◆ Task
Copy each line that has the string "AFRICA" somewhere in it.

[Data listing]
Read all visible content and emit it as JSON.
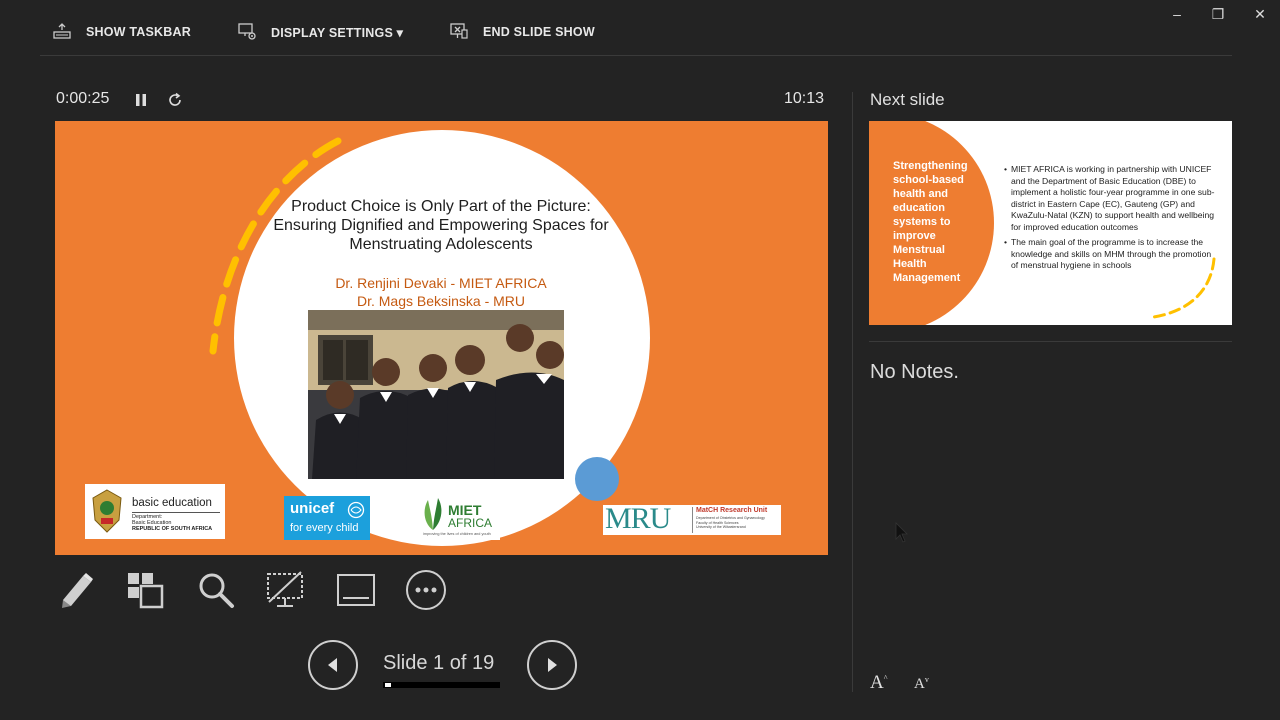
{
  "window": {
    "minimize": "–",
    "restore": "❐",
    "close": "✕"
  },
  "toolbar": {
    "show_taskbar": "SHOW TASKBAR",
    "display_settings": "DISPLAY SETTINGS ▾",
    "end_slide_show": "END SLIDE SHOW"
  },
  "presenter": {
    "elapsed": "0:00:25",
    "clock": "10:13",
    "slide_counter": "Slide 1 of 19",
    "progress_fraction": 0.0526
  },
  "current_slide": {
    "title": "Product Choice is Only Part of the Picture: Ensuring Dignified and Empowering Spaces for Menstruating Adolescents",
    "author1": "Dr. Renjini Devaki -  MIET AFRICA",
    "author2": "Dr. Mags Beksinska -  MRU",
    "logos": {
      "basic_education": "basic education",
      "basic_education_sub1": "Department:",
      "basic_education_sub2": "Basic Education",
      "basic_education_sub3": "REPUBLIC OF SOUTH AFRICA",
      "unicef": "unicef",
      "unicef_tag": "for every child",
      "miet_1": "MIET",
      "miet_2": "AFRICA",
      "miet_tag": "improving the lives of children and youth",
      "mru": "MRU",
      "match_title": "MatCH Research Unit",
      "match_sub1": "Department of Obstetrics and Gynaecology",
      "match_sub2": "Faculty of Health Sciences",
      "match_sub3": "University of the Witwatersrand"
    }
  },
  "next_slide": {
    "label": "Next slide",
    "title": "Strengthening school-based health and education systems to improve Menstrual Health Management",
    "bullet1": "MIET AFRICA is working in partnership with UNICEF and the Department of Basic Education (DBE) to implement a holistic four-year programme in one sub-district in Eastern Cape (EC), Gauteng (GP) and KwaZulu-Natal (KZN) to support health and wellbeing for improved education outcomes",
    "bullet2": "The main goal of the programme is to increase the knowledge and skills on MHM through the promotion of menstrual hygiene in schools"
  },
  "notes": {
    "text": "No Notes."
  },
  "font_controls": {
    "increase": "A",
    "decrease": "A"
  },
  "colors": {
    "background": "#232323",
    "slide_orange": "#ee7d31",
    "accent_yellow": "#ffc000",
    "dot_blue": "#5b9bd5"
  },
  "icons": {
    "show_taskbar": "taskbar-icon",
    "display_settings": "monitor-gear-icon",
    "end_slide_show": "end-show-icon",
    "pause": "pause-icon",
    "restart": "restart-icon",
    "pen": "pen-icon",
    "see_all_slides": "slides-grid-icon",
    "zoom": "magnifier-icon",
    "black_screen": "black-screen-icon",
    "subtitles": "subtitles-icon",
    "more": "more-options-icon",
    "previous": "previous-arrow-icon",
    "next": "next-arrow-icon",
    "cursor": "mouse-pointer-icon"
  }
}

◆ Exercise answer
    "author1": "Dr. Renjini Devaki -  MIET AFRICA",
      "basic_education_sub3": "REPUBLIC OF SOUTH AFRICA",
      "miet_2": "AFRICA",
    "bullet1": "MIET AFRICA is working in partnership with UNICEF and the Department of Basic Education (DBE) to implement a holistic four-year programme in one sub-district in Eastern Cape (EC), Gauteng (GP) and KwaZulu-Natal (KZN) to support health and wellbeing for improved education outcomes",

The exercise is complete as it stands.